--- TASK PROMPT ---
Provide only the number of lines in the listing that contain the string "running".

Lines of data:
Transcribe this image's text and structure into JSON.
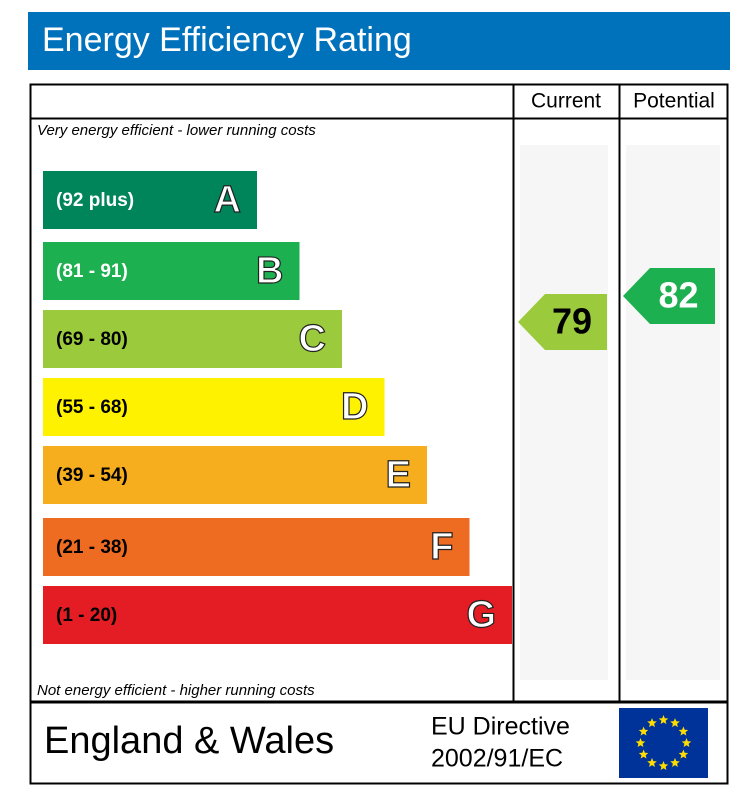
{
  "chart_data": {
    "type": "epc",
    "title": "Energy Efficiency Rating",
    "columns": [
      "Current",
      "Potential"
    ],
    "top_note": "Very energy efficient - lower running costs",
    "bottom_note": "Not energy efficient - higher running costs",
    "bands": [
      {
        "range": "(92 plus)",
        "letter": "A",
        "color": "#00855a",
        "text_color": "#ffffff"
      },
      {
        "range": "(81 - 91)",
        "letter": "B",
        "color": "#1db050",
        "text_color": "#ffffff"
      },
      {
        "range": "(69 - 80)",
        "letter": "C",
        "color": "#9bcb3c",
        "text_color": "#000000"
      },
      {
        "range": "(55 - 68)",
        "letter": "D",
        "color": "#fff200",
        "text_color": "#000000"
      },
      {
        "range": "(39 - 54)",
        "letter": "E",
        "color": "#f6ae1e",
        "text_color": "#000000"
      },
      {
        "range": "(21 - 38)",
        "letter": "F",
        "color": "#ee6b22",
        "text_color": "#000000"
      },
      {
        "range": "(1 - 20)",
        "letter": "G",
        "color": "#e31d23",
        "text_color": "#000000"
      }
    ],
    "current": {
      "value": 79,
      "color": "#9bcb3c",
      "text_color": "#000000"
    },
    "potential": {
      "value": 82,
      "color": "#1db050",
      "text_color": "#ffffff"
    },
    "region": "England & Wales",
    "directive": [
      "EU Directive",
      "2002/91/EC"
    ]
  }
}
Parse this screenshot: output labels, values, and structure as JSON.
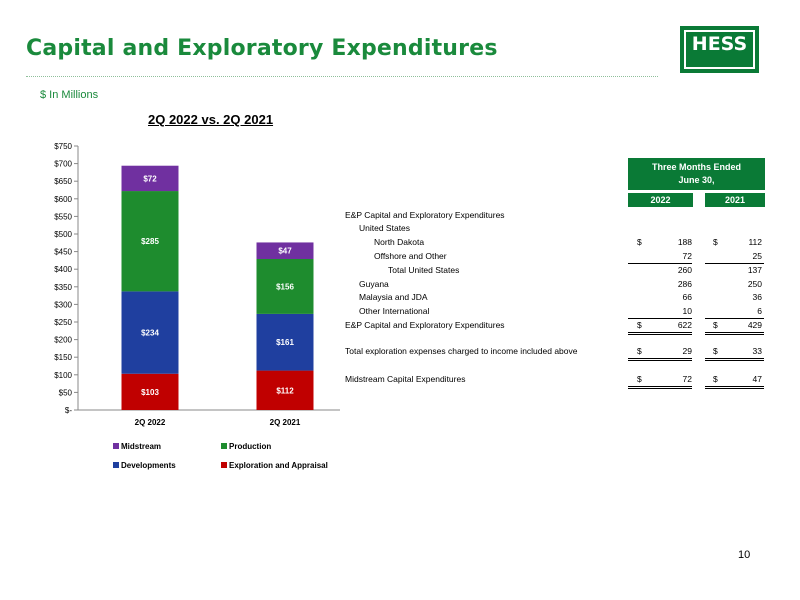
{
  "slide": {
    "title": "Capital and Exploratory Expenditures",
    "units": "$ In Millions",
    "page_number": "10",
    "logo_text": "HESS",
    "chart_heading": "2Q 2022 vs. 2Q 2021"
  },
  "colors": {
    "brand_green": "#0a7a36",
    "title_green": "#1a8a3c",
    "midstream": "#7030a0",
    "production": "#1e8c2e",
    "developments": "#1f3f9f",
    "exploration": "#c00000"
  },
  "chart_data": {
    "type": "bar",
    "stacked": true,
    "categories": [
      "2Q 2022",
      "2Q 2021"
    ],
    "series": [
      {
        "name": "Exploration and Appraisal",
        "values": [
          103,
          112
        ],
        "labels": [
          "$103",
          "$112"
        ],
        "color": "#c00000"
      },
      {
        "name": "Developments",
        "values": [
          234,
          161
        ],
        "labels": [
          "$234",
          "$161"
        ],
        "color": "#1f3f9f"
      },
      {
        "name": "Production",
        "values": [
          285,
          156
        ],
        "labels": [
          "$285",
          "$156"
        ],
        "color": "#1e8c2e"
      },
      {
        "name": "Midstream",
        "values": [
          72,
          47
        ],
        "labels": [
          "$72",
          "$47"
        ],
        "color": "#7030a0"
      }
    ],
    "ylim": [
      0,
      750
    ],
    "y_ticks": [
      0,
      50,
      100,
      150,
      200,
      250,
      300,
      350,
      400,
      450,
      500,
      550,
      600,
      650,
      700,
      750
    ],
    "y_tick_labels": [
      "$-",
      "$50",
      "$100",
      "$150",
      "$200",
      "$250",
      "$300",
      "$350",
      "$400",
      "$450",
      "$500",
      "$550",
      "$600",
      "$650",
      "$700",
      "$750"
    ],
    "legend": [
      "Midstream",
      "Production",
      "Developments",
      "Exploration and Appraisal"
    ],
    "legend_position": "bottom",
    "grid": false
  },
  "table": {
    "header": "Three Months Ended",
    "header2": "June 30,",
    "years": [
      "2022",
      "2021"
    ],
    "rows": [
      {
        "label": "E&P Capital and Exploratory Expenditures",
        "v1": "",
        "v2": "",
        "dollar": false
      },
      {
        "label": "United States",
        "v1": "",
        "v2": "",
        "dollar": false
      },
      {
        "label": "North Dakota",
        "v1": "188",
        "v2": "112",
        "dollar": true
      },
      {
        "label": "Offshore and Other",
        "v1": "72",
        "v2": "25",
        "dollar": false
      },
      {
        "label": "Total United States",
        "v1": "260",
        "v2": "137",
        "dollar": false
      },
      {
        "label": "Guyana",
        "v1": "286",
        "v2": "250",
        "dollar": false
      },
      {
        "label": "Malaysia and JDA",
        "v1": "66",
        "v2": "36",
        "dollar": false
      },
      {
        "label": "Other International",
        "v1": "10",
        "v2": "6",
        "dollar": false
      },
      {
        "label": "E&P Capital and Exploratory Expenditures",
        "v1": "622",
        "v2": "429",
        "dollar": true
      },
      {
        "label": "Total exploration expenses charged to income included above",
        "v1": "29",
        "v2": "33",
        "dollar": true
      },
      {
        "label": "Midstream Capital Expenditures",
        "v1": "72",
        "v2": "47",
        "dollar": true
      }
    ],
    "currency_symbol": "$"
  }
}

* * *

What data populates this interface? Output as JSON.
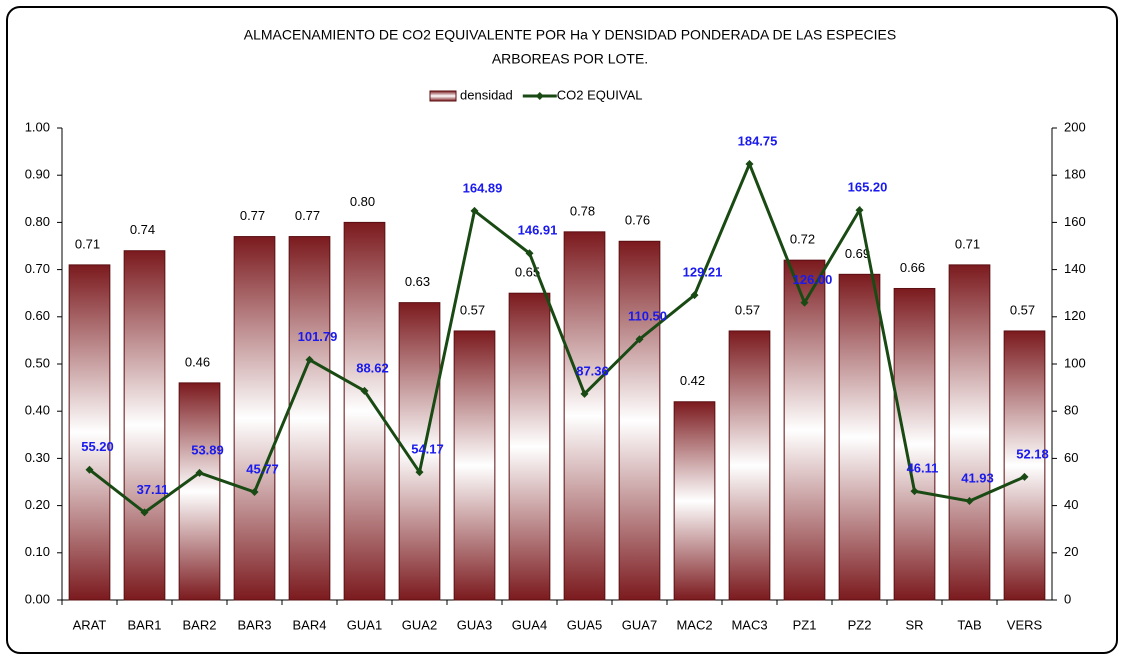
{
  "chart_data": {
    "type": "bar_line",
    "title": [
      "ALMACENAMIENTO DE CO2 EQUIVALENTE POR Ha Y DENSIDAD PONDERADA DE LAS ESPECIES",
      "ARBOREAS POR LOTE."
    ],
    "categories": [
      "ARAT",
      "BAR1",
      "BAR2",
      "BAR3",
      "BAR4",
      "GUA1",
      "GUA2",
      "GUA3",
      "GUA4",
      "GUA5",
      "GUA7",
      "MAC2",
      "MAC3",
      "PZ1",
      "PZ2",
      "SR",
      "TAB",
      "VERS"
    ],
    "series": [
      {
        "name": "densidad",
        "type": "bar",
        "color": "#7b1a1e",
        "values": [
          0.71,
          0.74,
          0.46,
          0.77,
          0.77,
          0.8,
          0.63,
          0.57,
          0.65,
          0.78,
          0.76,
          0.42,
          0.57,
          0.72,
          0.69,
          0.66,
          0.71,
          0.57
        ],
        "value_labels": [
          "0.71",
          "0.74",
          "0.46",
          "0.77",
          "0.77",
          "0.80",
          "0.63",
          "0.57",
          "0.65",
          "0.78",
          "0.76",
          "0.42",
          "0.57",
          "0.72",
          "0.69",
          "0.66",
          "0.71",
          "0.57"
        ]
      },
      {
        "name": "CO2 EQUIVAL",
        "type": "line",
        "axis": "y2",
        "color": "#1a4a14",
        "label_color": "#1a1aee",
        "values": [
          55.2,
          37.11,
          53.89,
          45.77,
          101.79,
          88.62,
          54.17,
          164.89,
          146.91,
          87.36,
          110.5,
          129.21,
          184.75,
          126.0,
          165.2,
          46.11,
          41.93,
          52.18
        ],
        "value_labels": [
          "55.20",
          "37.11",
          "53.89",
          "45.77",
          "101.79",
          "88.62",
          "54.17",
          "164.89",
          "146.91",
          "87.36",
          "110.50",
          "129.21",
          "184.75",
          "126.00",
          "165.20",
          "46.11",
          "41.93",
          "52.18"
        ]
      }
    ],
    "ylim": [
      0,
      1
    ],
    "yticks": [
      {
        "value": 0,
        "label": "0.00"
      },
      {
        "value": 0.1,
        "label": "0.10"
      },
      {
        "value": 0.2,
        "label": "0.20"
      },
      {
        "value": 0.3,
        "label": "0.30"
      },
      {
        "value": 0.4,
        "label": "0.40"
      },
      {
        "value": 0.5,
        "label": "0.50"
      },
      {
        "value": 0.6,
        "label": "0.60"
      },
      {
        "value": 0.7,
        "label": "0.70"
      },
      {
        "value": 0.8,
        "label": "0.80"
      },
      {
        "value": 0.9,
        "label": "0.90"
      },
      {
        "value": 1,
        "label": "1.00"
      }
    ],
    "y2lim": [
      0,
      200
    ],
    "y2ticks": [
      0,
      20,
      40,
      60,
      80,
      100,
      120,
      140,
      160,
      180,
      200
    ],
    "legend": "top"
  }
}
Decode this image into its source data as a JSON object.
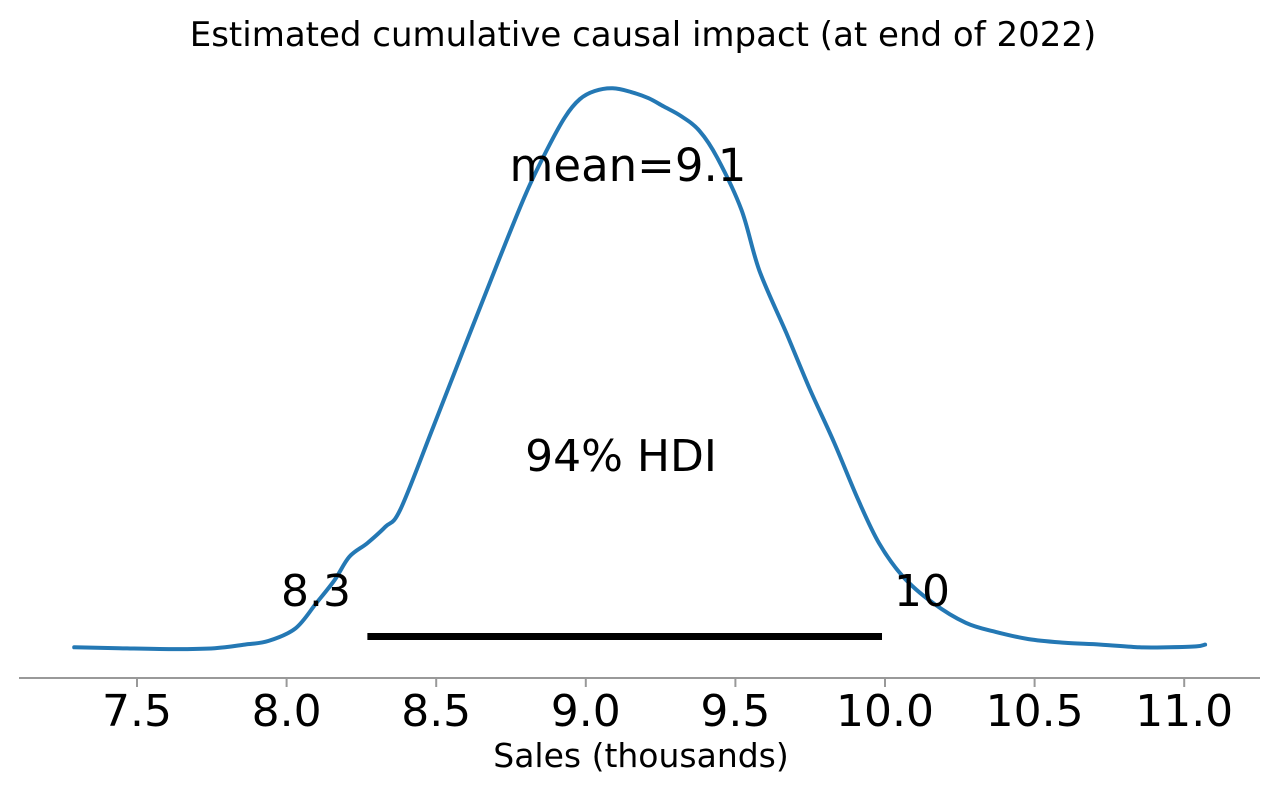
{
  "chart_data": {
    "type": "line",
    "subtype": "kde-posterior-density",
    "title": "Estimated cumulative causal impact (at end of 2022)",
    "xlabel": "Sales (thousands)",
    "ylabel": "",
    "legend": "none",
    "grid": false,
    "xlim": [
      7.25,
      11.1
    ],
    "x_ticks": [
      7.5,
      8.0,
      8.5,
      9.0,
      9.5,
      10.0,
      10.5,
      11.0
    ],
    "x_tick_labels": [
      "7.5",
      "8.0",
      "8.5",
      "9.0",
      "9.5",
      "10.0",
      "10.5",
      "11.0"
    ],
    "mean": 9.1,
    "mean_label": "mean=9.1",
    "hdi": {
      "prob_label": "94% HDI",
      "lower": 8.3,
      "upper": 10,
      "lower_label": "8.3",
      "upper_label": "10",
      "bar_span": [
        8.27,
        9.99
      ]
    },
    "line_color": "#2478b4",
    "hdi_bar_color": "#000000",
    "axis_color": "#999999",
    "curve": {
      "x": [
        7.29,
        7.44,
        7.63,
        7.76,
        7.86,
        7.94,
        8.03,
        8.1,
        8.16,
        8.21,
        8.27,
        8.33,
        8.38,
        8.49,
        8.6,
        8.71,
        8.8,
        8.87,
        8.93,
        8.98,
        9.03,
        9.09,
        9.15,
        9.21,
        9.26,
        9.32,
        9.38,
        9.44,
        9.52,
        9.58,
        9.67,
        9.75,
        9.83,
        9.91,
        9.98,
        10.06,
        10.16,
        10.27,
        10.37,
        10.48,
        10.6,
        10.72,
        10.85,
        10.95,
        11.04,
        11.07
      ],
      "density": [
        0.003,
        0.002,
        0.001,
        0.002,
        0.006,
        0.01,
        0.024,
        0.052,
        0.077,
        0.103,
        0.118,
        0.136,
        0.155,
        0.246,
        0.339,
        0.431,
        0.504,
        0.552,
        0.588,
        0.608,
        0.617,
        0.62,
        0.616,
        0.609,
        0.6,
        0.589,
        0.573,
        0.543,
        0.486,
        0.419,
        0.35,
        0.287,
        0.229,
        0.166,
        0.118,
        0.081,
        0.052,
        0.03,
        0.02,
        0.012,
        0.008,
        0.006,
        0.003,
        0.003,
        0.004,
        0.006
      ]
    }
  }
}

--- WRITTEN SOLUTION ---
2